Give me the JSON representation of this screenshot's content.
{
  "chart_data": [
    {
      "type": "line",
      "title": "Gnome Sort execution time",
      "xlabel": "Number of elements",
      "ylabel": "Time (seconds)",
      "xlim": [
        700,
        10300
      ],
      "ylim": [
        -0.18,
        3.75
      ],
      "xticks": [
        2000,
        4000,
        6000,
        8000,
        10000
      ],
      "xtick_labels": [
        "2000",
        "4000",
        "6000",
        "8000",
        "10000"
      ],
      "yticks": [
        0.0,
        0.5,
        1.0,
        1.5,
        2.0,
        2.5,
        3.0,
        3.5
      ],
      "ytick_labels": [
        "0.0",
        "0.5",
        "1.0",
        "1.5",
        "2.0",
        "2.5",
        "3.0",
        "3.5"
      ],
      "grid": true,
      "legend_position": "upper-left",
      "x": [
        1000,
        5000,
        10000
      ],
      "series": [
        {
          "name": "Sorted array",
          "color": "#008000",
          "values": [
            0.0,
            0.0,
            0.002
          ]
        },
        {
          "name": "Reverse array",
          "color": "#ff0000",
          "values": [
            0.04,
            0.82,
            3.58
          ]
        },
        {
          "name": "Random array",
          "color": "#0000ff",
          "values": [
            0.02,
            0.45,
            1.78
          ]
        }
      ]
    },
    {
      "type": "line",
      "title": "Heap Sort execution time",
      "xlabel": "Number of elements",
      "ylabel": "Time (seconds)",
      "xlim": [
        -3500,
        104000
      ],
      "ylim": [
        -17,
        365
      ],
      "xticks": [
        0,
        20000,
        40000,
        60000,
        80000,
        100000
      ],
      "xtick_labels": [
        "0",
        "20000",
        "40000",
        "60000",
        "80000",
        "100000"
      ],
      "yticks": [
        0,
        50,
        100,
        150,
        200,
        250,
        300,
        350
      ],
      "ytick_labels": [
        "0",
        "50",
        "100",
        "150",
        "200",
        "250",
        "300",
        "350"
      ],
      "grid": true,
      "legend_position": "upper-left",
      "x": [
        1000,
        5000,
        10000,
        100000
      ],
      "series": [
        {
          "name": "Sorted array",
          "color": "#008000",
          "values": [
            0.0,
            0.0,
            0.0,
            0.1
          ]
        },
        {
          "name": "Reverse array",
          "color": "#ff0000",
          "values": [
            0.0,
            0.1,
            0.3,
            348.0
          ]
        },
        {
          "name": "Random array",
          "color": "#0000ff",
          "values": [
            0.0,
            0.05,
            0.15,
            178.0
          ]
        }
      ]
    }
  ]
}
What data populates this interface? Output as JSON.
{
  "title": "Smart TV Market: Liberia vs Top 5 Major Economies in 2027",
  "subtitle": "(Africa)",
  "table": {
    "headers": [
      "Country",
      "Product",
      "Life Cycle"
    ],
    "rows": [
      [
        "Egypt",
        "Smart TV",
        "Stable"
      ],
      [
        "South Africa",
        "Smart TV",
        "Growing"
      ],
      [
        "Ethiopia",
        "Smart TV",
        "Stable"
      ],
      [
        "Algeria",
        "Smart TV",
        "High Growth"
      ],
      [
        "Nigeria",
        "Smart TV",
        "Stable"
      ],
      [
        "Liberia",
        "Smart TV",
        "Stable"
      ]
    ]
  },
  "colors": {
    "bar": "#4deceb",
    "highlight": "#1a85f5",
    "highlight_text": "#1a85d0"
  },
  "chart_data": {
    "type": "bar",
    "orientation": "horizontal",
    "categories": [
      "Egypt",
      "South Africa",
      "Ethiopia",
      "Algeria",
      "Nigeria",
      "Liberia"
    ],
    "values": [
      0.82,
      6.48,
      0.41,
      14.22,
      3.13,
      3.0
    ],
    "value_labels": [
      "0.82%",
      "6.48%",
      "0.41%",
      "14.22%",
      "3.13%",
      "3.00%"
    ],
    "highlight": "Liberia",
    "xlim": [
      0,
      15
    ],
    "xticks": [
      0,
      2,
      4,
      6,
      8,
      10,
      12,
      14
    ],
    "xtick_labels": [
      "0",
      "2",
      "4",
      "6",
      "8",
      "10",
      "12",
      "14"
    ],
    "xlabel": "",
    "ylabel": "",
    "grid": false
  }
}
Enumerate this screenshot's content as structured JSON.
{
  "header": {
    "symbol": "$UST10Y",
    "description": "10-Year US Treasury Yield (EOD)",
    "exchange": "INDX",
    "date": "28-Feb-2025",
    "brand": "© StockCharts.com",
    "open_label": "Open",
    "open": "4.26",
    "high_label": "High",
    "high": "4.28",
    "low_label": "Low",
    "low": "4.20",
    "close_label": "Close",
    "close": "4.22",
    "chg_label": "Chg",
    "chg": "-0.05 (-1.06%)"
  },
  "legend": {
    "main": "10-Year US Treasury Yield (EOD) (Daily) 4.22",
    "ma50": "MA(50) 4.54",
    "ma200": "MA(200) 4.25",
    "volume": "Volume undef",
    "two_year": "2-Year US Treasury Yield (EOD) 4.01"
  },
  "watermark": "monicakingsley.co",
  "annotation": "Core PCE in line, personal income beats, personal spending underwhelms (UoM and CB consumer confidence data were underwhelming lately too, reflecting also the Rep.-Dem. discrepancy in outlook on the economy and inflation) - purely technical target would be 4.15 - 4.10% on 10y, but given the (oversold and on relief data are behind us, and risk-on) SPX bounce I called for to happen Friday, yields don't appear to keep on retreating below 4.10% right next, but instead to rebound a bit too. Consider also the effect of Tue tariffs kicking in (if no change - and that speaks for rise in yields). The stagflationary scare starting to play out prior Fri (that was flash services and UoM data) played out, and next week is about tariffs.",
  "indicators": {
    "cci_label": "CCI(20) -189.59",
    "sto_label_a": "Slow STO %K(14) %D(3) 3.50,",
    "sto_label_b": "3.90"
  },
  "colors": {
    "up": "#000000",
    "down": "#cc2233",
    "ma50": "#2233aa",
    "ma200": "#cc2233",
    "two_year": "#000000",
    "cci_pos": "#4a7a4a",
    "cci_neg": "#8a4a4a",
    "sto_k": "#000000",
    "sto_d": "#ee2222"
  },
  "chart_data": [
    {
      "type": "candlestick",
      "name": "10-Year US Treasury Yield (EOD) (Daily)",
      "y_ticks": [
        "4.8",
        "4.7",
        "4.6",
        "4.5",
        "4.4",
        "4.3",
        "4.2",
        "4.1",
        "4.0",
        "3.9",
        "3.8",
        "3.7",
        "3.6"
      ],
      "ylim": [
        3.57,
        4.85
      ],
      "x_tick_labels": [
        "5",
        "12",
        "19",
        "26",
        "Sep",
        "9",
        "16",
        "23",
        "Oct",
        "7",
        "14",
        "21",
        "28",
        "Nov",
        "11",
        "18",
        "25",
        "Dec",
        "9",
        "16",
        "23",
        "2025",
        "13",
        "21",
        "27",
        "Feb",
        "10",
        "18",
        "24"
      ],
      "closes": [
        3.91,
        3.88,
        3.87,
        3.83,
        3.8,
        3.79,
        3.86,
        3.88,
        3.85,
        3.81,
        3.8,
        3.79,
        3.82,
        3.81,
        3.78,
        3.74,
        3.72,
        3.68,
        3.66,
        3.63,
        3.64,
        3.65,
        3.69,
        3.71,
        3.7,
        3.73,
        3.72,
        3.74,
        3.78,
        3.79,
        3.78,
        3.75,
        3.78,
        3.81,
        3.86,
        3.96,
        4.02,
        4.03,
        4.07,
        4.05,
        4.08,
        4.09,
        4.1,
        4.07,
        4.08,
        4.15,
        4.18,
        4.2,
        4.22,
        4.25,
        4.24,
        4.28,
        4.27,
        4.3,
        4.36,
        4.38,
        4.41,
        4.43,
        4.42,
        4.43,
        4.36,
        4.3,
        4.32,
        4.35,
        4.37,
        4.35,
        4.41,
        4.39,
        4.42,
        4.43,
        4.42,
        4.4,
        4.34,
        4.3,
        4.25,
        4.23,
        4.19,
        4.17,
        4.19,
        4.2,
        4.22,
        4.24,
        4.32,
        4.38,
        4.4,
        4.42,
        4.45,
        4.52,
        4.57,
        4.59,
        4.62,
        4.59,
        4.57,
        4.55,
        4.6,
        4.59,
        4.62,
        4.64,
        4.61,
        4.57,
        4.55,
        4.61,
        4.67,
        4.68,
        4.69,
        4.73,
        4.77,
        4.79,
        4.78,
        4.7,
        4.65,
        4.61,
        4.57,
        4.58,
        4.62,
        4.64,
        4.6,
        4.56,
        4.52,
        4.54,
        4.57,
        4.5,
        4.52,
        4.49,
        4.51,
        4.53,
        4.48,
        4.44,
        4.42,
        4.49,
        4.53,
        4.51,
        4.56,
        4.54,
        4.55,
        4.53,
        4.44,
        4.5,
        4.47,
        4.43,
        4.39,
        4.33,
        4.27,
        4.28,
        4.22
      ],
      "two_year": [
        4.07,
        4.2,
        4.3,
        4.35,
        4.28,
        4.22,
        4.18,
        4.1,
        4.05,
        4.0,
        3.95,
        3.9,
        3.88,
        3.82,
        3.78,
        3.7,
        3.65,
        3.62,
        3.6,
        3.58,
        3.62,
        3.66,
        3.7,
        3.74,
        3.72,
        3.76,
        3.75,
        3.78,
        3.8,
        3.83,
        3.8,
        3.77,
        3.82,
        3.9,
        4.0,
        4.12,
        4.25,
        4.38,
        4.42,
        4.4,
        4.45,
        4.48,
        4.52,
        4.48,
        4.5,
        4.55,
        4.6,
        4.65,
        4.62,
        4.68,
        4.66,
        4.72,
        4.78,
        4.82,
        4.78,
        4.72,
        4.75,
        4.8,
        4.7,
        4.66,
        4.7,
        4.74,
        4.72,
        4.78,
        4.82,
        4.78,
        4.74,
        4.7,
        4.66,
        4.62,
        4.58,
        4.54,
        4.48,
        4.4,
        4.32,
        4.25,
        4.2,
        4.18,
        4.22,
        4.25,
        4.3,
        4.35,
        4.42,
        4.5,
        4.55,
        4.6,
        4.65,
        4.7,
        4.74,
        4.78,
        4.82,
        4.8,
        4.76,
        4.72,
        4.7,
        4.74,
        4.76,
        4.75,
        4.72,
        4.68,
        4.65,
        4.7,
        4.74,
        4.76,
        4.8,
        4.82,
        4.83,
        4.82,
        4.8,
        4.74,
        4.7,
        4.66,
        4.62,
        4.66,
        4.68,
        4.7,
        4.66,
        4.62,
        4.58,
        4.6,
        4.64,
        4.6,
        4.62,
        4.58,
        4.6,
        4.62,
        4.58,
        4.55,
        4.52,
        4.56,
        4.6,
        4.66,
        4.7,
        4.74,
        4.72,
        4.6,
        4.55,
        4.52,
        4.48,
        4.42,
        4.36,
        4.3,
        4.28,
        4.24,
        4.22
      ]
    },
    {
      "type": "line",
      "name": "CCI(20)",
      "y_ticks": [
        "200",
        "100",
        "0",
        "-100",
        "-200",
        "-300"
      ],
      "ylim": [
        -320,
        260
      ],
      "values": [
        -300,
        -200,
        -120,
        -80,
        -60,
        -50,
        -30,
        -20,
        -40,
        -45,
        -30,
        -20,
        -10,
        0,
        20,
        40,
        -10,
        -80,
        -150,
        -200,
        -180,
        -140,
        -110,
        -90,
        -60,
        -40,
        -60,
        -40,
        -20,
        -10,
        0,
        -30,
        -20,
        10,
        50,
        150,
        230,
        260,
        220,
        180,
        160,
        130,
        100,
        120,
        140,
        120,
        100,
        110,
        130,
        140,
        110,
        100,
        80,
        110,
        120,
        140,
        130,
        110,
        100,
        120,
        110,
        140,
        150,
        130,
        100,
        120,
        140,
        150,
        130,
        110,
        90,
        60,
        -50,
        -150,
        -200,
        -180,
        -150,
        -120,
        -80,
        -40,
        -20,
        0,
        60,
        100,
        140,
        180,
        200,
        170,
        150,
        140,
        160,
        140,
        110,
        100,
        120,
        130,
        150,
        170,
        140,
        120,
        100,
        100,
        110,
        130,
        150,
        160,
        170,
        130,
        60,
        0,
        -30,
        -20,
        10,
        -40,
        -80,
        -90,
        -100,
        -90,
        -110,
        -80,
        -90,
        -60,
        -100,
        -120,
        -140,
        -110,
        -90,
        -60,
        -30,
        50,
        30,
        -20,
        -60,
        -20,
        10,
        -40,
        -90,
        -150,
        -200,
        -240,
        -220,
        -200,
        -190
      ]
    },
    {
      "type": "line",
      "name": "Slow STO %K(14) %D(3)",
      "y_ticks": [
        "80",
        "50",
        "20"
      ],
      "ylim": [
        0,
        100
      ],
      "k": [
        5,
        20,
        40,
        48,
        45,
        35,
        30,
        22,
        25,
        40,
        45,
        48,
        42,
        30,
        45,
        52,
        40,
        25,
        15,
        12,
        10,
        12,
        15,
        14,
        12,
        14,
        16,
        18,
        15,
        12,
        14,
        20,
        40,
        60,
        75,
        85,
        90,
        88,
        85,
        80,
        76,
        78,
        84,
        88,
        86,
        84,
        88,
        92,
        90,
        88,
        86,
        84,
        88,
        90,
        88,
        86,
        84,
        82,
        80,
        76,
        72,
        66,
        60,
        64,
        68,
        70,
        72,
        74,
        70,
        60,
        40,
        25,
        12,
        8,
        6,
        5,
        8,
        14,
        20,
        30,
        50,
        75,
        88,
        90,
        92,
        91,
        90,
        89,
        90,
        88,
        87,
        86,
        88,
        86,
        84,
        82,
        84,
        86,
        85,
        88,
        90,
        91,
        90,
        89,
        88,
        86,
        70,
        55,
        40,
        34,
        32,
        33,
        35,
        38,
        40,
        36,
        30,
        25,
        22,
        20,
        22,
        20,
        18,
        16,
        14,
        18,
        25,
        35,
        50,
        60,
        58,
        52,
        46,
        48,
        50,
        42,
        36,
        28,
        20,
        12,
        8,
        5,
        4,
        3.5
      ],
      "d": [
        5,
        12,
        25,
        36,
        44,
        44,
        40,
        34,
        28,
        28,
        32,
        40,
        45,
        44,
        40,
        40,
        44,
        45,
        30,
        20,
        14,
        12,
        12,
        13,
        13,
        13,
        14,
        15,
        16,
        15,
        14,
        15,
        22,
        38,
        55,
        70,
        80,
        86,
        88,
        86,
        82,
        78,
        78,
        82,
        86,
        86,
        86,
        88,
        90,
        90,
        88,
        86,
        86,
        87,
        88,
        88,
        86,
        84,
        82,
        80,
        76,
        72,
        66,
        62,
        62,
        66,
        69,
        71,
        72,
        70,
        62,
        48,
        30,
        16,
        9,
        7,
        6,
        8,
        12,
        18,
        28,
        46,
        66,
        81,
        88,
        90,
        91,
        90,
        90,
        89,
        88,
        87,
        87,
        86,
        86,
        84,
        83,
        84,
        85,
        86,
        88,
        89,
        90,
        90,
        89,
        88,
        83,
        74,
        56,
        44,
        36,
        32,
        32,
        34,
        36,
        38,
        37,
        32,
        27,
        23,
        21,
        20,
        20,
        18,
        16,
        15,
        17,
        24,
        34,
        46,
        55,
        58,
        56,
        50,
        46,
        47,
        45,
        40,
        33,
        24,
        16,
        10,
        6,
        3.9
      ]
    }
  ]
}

◇ ◇ ◇ ◇

● **TASK REQUIREMENTS**
Pick out every line of the listing containing the word "Africa", and show those lines.

● **FULL RESPONSE**
  "subtitle": "(Africa)",
        "South Africa",
      "South Africa",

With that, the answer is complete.